_Description of the task_
Where a line holds the word "level", copy that line.
>> START Data
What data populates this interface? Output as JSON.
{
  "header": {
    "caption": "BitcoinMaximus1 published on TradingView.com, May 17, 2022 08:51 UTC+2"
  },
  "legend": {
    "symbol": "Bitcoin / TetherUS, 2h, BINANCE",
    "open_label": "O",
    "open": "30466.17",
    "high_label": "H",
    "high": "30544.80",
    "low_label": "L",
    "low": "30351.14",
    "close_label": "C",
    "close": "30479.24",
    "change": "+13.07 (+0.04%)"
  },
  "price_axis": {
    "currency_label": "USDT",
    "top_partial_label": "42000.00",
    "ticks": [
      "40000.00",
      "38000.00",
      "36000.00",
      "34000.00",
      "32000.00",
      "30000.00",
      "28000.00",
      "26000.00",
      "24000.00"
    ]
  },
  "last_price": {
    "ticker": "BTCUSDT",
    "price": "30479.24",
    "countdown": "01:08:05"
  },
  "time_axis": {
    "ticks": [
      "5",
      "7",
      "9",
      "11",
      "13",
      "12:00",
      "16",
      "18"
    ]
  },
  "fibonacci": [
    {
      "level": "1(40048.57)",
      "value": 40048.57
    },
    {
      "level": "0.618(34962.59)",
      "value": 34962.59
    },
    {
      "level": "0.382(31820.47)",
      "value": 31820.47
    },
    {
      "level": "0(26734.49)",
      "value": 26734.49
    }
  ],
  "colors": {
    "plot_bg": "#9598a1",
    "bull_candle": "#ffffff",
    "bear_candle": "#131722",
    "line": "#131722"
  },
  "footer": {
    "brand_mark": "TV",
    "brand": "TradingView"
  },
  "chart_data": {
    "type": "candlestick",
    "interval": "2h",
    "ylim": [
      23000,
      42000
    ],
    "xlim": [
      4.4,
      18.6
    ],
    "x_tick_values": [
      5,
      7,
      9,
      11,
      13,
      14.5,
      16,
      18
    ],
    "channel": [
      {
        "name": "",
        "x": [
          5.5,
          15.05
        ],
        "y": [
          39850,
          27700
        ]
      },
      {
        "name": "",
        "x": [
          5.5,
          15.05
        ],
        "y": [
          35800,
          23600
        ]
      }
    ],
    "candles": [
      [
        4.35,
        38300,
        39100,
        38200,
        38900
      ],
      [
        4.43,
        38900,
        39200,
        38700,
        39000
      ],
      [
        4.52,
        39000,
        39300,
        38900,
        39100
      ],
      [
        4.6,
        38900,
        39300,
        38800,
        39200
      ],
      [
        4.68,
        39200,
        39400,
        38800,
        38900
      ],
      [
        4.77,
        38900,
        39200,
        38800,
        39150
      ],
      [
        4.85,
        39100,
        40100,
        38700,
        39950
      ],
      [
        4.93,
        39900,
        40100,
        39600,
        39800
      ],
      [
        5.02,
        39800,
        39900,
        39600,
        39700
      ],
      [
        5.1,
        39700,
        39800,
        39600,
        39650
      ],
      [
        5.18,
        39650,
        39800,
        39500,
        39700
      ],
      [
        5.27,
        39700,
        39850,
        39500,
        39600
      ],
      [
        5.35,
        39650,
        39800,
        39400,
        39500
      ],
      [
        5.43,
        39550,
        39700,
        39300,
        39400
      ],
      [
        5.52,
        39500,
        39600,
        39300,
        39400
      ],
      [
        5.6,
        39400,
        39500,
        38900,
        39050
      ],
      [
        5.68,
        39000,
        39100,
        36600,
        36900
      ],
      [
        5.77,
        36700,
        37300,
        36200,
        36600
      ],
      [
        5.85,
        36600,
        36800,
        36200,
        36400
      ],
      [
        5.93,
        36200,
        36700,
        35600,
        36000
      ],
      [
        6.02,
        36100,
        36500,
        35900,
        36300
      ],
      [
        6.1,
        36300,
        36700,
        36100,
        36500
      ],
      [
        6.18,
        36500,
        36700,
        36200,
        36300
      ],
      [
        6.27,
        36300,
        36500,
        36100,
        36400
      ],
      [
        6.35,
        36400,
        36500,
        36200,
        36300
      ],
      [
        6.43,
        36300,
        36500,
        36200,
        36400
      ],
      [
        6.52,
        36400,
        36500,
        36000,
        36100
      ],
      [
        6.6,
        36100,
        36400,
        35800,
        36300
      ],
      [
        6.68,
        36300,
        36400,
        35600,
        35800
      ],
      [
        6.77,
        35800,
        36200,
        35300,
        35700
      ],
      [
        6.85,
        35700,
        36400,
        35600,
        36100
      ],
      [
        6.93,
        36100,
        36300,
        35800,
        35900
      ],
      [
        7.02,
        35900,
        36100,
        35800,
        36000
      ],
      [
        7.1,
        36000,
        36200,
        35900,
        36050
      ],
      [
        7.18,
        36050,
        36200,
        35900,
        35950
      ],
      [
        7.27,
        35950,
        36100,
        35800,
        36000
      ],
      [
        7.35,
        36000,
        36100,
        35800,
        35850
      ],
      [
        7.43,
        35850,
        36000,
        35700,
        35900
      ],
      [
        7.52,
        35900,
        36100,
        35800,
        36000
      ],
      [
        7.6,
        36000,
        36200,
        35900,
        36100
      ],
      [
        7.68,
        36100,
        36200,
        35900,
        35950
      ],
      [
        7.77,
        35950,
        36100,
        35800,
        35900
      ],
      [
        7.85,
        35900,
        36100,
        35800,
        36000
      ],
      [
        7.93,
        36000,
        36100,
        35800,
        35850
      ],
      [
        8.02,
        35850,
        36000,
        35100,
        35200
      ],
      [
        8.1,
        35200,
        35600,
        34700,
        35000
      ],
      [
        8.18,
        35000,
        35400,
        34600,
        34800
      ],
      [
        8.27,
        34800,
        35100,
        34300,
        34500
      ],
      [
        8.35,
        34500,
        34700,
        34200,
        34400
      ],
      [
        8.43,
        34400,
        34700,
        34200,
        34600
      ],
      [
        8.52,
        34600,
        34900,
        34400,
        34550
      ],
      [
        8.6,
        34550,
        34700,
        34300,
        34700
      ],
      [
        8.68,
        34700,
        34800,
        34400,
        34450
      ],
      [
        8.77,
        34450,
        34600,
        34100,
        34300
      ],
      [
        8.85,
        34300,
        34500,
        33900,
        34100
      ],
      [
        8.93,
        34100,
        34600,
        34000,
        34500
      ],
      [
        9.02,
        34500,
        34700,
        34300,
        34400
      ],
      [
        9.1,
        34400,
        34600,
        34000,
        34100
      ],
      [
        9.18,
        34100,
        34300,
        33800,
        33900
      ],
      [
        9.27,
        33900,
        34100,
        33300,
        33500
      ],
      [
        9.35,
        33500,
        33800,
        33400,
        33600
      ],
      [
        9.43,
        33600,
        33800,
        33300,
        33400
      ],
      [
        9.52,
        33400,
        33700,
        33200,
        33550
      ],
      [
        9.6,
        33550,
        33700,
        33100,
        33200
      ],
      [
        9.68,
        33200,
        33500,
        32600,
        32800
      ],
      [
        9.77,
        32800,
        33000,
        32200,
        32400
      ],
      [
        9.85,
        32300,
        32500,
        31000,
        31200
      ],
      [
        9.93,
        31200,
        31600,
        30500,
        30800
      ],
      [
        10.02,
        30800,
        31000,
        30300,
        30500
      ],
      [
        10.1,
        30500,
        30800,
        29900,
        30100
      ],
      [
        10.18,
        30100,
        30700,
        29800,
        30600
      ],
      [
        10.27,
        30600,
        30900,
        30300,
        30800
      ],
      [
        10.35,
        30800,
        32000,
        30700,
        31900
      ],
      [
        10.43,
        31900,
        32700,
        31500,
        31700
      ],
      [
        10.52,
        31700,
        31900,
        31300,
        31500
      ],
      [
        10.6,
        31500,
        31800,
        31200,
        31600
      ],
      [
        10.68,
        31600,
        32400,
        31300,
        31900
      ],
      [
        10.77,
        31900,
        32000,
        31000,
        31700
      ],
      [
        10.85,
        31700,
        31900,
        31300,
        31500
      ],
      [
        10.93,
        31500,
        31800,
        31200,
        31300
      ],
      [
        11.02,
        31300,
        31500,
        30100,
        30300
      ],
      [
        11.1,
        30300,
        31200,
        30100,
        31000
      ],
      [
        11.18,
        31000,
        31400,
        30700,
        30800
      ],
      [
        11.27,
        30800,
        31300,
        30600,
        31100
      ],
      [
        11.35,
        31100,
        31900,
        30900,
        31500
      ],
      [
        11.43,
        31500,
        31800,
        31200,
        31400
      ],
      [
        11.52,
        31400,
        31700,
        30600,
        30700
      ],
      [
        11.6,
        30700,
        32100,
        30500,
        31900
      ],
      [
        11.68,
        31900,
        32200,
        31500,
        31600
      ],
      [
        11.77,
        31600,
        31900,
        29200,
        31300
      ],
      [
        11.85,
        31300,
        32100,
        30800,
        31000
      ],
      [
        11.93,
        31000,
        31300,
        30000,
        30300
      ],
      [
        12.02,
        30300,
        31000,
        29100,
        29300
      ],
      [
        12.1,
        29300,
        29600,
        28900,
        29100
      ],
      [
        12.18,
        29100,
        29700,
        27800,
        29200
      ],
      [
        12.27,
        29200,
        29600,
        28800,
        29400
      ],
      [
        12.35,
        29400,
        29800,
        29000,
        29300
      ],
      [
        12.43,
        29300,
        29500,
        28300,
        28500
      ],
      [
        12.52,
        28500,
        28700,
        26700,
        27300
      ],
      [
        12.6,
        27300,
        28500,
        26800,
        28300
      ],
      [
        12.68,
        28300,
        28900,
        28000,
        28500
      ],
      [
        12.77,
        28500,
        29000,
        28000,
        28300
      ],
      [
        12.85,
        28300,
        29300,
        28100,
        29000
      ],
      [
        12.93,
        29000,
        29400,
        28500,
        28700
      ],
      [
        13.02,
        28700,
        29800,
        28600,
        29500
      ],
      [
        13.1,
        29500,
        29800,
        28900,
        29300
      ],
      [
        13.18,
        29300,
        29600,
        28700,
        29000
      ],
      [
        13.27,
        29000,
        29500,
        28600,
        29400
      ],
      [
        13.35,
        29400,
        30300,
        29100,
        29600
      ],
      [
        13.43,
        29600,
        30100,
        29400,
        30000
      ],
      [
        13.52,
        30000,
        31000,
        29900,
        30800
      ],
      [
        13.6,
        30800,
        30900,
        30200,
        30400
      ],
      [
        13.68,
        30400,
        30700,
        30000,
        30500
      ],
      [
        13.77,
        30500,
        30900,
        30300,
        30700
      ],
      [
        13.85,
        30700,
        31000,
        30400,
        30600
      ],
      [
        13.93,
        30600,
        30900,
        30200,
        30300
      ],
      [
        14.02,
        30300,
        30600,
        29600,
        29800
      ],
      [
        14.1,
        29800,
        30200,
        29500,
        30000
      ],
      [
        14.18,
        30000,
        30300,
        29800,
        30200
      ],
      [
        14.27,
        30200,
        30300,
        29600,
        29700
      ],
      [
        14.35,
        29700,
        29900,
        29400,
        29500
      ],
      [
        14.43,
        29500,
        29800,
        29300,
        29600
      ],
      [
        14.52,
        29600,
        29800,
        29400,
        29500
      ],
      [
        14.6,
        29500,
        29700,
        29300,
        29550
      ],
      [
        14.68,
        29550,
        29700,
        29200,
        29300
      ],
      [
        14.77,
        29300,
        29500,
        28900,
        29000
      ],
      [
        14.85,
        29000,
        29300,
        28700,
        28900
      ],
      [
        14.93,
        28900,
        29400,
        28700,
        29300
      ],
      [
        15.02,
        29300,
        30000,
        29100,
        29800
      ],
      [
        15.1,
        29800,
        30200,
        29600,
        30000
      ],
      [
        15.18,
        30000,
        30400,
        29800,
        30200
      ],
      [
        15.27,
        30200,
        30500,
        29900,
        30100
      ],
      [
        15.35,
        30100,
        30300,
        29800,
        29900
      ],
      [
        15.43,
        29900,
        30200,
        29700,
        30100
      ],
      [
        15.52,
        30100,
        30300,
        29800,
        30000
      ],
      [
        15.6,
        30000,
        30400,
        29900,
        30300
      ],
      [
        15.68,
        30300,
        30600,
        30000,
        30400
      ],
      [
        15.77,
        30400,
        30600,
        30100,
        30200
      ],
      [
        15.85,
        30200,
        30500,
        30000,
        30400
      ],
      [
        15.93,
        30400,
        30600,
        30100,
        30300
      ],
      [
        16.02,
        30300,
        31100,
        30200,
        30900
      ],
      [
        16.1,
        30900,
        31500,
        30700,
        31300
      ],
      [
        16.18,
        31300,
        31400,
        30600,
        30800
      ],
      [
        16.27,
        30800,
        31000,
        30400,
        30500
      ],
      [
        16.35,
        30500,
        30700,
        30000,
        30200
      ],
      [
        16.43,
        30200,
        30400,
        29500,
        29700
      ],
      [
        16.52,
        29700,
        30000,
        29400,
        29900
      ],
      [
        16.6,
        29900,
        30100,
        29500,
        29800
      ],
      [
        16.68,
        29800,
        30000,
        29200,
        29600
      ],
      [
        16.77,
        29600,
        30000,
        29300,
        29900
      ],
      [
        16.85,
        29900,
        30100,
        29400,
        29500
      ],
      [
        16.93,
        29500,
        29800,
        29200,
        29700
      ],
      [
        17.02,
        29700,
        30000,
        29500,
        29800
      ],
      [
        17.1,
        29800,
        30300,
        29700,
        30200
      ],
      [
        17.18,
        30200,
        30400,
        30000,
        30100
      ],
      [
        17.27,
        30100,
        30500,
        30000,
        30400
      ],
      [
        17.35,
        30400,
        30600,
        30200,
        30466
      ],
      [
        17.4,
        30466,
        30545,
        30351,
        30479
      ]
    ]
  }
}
>> END Data
>> START Data
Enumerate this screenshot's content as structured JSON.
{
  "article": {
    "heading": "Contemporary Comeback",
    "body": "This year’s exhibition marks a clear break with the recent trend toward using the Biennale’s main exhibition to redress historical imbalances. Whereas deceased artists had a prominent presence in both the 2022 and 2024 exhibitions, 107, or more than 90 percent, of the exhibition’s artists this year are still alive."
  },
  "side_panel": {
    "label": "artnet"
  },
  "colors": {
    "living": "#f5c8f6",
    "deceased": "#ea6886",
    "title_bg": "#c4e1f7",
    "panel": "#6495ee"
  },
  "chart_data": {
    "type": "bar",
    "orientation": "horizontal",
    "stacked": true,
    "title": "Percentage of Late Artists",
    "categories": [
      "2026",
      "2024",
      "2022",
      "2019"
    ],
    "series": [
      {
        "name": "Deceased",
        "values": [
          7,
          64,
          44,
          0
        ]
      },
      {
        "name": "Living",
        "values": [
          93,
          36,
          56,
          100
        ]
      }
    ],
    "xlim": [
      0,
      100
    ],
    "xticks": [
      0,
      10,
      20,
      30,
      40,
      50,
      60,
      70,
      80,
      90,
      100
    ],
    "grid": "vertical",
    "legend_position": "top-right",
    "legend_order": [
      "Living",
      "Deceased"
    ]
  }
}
>> END Data
_Answer to the problem_
      "level": "1(40048.57)",
      "level": "0.618(34962.59)",
      "level": "0.382(31820.47)",
      "level": "0(26734.49)",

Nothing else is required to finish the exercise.